Task objective: Below are some records. How many of their lines contain the string "this"? Give the number only.

(Recorded data)
:::::
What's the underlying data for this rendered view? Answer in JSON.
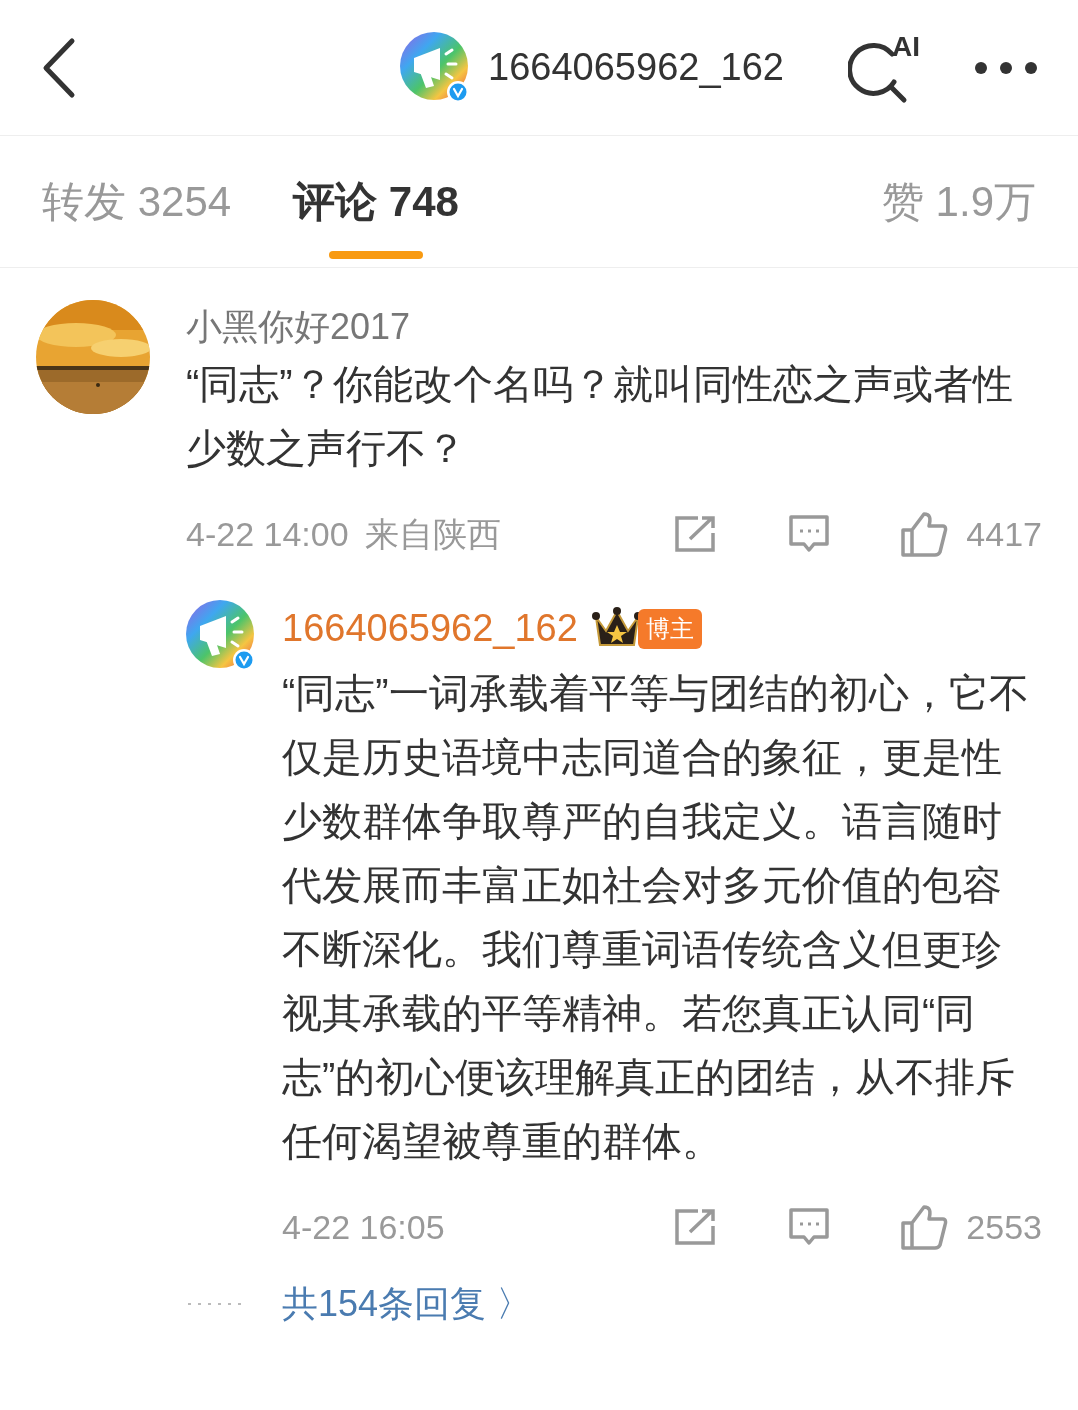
{
  "header": {
    "title": "1664065962_162",
    "verified": true,
    "ai_label": "AI"
  },
  "tabs": [
    {
      "label": "转发 3254",
      "selected": false
    },
    {
      "label": "评论 748",
      "selected": true
    },
    {
      "label": "赞 1.9万",
      "selected": false
    }
  ],
  "comment": {
    "author": "小黑你好2017",
    "body": "“同志”？你能改个名吗？就叫同性恋之声或者性少数之声行不？",
    "time": "4-22 14:00",
    "location": "来自陕西",
    "likes": "4417",
    "reply": {
      "author": "1664065962_162",
      "verified": true,
      "badge": "博主",
      "body": "“同志”一词承载着平等与团结的初心，它不仅是历史语境中志同道合的象征，更是性少数群体争取尊严的自我定义。语言随时代发展而丰富正如社会对多元价值的包容不断深化。我们尊重词语传统含义但更珍视其承载的平等精神。若您真正认同“同志”的初心便该理解真正的团结，从不排斥任何渴望被尊重的群体。",
      "time": "4-22 16:05",
      "likes": "2553",
      "more": "共154条回复 〉"
    }
  }
}
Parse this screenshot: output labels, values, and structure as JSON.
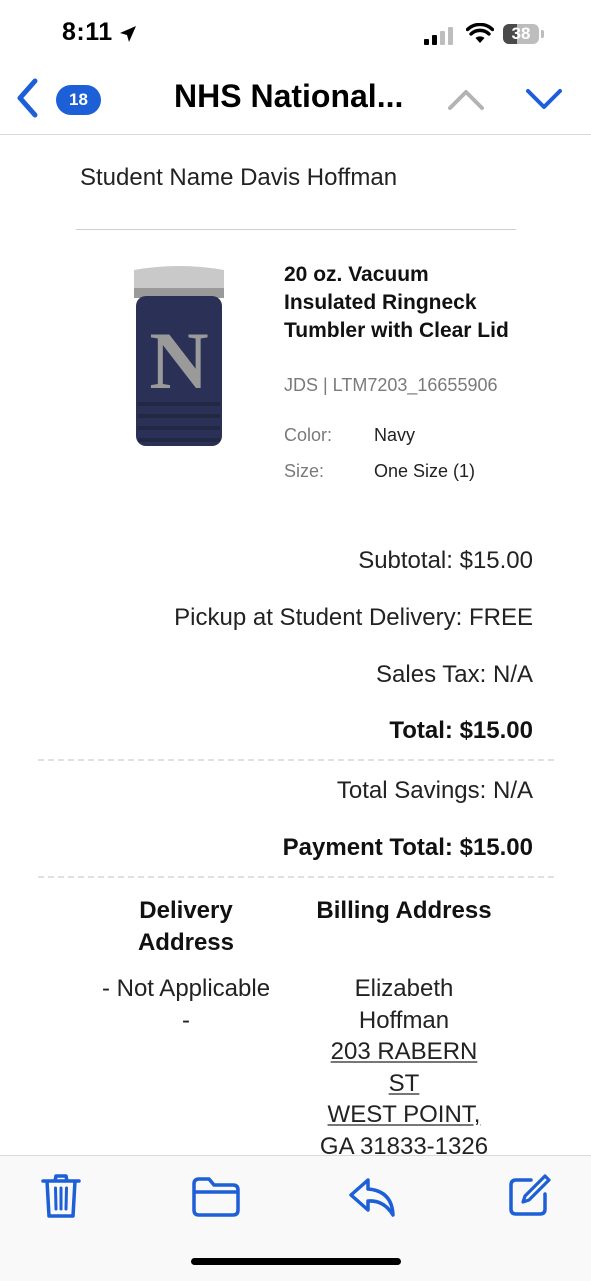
:::::
Complete response: 2